▸ Problem
Copy every line of the entries that includes the word "this".

▸ Record extracts
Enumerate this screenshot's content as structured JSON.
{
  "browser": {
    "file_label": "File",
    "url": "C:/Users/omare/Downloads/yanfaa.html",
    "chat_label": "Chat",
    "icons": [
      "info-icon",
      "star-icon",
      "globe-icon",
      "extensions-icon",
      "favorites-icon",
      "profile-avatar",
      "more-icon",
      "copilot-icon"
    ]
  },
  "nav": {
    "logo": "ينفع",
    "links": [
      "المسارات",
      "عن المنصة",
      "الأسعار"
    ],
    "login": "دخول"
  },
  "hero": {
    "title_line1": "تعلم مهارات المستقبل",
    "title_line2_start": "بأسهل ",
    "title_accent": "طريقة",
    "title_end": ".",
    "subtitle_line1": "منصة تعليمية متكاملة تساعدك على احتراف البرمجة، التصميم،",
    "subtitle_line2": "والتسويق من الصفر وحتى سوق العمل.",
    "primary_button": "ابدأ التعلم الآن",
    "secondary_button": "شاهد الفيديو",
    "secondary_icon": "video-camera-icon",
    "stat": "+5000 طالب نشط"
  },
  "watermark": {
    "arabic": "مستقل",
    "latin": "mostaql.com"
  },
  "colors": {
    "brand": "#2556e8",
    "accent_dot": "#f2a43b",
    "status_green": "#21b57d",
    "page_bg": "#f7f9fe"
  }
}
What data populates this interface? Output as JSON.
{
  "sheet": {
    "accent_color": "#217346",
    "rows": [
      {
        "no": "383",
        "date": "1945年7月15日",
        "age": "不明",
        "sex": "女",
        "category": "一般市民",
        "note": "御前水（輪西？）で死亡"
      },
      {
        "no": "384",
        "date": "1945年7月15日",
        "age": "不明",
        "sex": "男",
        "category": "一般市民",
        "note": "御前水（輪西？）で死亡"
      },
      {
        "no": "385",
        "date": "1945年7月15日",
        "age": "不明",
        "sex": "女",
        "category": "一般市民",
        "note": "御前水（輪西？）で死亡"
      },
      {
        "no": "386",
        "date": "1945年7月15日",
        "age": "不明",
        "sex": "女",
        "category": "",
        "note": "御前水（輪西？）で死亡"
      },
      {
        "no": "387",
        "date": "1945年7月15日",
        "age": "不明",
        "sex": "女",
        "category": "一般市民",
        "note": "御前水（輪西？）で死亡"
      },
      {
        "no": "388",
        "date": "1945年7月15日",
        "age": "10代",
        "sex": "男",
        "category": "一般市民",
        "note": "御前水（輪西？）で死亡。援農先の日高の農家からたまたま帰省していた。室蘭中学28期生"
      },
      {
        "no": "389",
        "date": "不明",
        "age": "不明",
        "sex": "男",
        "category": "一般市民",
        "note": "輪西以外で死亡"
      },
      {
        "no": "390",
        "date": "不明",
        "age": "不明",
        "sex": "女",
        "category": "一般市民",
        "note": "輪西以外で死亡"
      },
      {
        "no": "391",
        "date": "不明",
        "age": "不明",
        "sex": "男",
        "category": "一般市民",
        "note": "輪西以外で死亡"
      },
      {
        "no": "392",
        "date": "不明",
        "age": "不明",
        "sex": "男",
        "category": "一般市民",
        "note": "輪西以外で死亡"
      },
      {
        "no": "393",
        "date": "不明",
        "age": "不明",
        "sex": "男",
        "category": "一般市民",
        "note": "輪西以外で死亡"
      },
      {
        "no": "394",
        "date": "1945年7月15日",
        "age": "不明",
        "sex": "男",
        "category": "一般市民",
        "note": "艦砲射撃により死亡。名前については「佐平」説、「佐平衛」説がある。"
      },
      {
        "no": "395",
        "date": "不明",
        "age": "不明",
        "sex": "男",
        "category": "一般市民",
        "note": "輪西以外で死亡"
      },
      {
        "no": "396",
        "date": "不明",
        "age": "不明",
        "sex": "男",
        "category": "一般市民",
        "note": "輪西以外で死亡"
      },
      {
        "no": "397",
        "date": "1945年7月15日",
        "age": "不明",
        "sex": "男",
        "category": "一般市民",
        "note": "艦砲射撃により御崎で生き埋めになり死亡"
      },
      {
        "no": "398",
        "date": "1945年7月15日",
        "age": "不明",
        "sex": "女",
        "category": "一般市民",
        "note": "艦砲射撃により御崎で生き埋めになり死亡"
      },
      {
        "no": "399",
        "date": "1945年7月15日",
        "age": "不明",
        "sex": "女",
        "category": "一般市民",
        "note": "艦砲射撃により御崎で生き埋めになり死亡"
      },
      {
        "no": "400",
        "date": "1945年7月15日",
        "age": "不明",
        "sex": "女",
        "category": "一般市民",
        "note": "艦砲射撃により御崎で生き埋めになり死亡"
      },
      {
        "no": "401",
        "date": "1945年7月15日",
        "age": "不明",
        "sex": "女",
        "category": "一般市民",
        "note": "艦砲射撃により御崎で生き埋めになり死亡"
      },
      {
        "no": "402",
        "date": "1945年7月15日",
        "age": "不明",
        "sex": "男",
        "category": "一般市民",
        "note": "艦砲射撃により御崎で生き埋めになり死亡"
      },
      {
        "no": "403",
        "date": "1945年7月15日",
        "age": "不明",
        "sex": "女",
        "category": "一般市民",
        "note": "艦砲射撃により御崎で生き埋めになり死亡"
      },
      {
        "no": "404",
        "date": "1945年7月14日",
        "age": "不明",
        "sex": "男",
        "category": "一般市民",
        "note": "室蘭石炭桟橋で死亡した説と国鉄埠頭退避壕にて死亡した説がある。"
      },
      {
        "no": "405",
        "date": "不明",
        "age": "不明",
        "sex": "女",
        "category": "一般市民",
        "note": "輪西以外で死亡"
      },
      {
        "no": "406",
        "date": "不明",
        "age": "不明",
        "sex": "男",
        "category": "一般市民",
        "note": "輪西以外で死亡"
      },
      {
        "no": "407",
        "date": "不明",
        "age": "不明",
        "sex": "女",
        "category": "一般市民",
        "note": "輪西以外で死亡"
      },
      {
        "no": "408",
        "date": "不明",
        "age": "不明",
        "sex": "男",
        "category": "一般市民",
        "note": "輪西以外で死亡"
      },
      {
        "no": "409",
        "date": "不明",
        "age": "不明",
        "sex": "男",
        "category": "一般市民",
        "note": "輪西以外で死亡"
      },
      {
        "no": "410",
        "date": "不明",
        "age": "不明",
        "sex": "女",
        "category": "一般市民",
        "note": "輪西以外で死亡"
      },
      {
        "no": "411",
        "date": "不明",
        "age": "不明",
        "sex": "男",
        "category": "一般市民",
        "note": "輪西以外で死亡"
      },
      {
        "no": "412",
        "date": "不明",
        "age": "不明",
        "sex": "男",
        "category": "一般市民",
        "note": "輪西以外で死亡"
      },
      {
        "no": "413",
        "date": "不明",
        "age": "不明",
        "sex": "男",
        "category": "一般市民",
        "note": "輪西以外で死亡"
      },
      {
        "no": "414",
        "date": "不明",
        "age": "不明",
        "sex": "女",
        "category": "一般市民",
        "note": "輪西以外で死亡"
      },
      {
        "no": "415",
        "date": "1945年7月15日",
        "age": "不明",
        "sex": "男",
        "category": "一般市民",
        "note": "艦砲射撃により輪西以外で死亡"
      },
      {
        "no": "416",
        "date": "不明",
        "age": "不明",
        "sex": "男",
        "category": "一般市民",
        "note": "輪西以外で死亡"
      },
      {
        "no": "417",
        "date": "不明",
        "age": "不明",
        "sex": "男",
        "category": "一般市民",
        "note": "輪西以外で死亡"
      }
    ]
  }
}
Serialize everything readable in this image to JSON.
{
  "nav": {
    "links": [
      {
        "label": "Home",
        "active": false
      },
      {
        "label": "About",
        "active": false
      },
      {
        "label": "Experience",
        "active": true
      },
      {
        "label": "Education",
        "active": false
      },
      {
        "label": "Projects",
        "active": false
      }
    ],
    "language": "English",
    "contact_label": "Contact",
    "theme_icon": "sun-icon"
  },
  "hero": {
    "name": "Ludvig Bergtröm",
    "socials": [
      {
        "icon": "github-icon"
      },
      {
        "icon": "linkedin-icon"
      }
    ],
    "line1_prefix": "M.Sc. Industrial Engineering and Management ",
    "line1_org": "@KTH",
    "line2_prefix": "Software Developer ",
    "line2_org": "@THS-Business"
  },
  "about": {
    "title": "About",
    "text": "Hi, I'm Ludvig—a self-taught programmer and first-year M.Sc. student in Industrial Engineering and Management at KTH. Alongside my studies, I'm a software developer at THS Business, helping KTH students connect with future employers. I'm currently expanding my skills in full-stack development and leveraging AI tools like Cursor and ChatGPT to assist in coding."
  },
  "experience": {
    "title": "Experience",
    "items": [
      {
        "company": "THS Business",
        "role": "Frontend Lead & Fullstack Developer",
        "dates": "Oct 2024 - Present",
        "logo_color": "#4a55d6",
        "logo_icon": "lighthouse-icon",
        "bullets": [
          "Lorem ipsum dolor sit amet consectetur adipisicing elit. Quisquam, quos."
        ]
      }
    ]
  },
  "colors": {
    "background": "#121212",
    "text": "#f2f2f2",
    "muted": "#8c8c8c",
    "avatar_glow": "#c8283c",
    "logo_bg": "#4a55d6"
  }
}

▸ Solution
Enumerate this screenshot's content as structured JSON.
What data populates this interface? Output as JSON.
Serialize everything readable in this image to JSON.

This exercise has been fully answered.